:: Excerpted data ::
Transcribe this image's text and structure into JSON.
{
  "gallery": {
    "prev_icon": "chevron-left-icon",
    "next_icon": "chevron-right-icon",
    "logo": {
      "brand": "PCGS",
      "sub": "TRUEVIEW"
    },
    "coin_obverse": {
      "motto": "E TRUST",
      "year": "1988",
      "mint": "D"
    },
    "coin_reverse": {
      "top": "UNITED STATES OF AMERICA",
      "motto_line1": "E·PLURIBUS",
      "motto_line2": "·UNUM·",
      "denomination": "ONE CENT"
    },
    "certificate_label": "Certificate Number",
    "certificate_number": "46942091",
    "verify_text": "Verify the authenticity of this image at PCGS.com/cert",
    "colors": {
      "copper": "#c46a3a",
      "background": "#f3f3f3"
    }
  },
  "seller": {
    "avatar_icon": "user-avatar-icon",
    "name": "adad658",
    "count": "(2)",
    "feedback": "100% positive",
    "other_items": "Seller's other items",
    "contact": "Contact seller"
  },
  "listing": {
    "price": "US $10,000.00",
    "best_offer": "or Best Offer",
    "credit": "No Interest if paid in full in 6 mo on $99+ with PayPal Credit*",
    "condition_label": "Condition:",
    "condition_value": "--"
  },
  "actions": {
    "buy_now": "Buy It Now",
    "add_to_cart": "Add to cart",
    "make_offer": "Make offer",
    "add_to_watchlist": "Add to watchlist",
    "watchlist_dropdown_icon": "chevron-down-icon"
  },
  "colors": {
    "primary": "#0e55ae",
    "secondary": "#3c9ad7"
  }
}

:: Given request ::
Repeat the data precisely, reproducing every entry.

:: Result for this exercise ::
Transcribe this image's text and structure into JSON.
{
  "gallery": {
    "prev_icon": "chevron-left-icon",
    "next_icon": "chevron-right-icon",
    "logo": {
      "brand": "PCGS",
      "sub": "TRUEVIEW"
    },
    "coin_obverse": {
      "motto": "E TRUST",
      "year": "1988",
      "mint": "D"
    },
    "coin_reverse": {
      "top": "UNITED STATES OF AMERICA",
      "motto_line1": "E·PLURIBUS",
      "motto_line2": "·UNUM·",
      "denomination": "ONE CENT"
    },
    "certificate_label": "Certificate Number",
    "certificate_number": "46942091",
    "verify_text": "Verify the authenticity of this image at PCGS.com/cert",
    "colors": {
      "copper": "#c46a3a",
      "background": "#f3f3f3"
    }
  },
  "seller": {
    "avatar_icon": "user-avatar-icon",
    "name": "adad658",
    "count": "(2)",
    "feedback": "100% positive",
    "other_items": "Seller's other items",
    "contact": "Contact seller"
  },
  "listing": {
    "price": "US $10,000.00",
    "best_offer": "or Best Offer",
    "credit": "No Interest if paid in full in 6 mo on $99+ with PayPal Credit*",
    "condition_label": "Condition:",
    "condition_value": "--"
  },
  "actions": {
    "buy_now": "Buy It Now",
    "add_to_cart": "Add to cart",
    "make_offer": "Make offer",
    "add_to_watchlist": "Add to watchlist",
    "watchlist_dropdown_icon": "chevron-down-icon"
  },
  "colors": {
    "primary": "#0e55ae",
    "secondary": "#3c9ad7"
  }
}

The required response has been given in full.